(Entries from a visual dataset)
<<<<

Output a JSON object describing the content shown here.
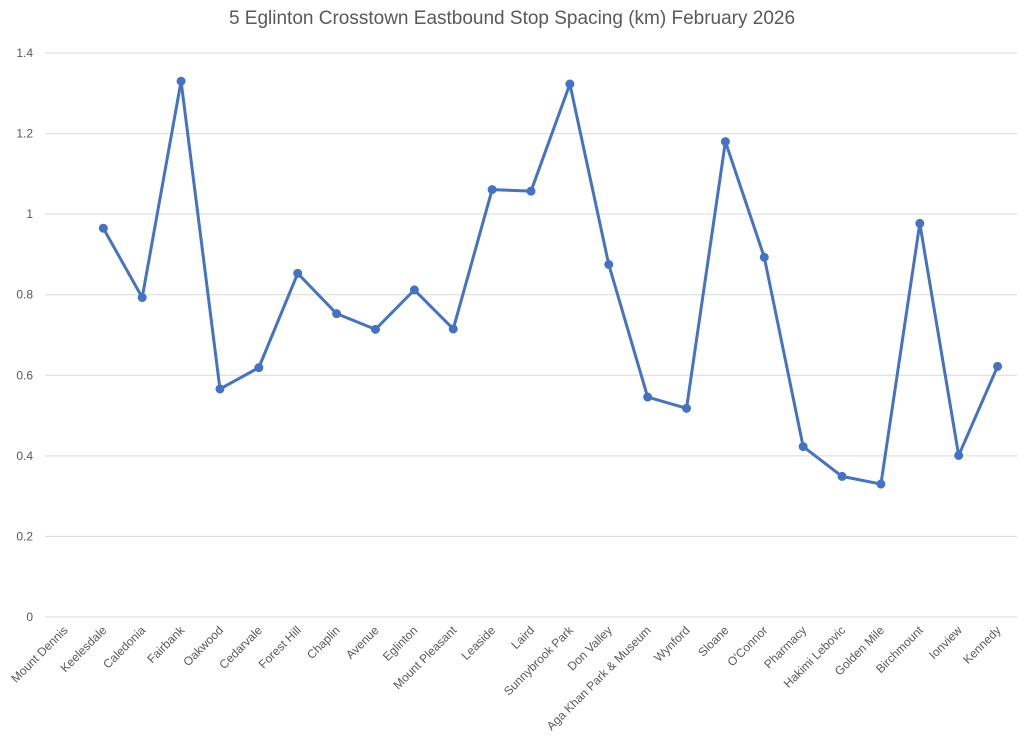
{
  "chart_data": {
    "type": "line",
    "title": "5 Eglinton Crosstown Eastbound Stop Spacing (km) February 2026",
    "xlabel": "",
    "ylabel": "",
    "ylim": [
      0,
      1.4
    ],
    "yticks": [
      0,
      0.2,
      0.4,
      0.6,
      0.8,
      1,
      1.2,
      1.4
    ],
    "ytick_labels": [
      "0",
      "0.2",
      "0.4",
      "0.6",
      "0.8",
      "1",
      "1.2",
      "1.4"
    ],
    "grid": true,
    "legend": "none",
    "color": "#4472c4",
    "categories": [
      "Mount Dennis",
      "Keelesdale",
      "Caledonia",
      "Fairbank",
      "Oakwood",
      "Cedarvale",
      "Forest Hill",
      "Chaplin",
      "Avenue",
      "Eglinton",
      "Mount Pleasant",
      "Leaside",
      "Laird",
      "Sunnybrook Park",
      "Don Valley",
      "Aga Khan Park & Museum",
      "Wynford",
      "Sloane",
      "O'Connor",
      "Pharmacy",
      "Hakimi Lebovic",
      "Golden Mile",
      "Birchmount",
      "Ionview",
      "Kennedy"
    ],
    "series": [
      {
        "values": [
          null,
          0.965,
          0.793,
          1.33,
          0.566,
          0.619,
          0.853,
          0.753,
          0.714,
          0.812,
          0.715,
          1.061,
          1.057,
          1.323,
          0.875,
          0.546,
          0.518,
          1.18,
          0.893,
          0.423,
          0.349,
          0.33,
          0.977,
          0.401,
          0.622
        ]
      }
    ]
  }
}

>>>>

● **Set exercise**
Reproduce the listing above exactly, excluding all pictures.

● **Answer**
Output a JSON object describing the content shown here.
{
  "chart_data": {
    "type": "line",
    "title": "5 Eglinton Crosstown Eastbound Stop Spacing (km) February 2026",
    "xlabel": "",
    "ylabel": "",
    "ylim": [
      0,
      1.4
    ],
    "yticks": [
      0,
      0.2,
      0.4,
      0.6,
      0.8,
      1,
      1.2,
      1.4
    ],
    "ytick_labels": [
      "0",
      "0.2",
      "0.4",
      "0.6",
      "0.8",
      "1",
      "1.2",
      "1.4"
    ],
    "grid": true,
    "legend": "none",
    "color": "#4472c4",
    "categories": [
      "Mount Dennis",
      "Keelesdale",
      "Caledonia",
      "Fairbank",
      "Oakwood",
      "Cedarvale",
      "Forest Hill",
      "Chaplin",
      "Avenue",
      "Eglinton",
      "Mount Pleasant",
      "Leaside",
      "Laird",
      "Sunnybrook Park",
      "Don Valley",
      "Aga Khan Park & Museum",
      "Wynford",
      "Sloane",
      "O'Connor",
      "Pharmacy",
      "Hakimi Lebovic",
      "Golden Mile",
      "Birchmount",
      "Ionview",
      "Kennedy"
    ],
    "series": [
      {
        "values": [
          null,
          0.965,
          0.793,
          1.33,
          0.566,
          0.619,
          0.853,
          0.753,
          0.714,
          0.812,
          0.715,
          1.061,
          1.057,
          1.323,
          0.875,
          0.546,
          0.518,
          1.18,
          0.893,
          0.423,
          0.349,
          0.33,
          0.977,
          0.401,
          0.622
        ]
      }
    ]
  }
}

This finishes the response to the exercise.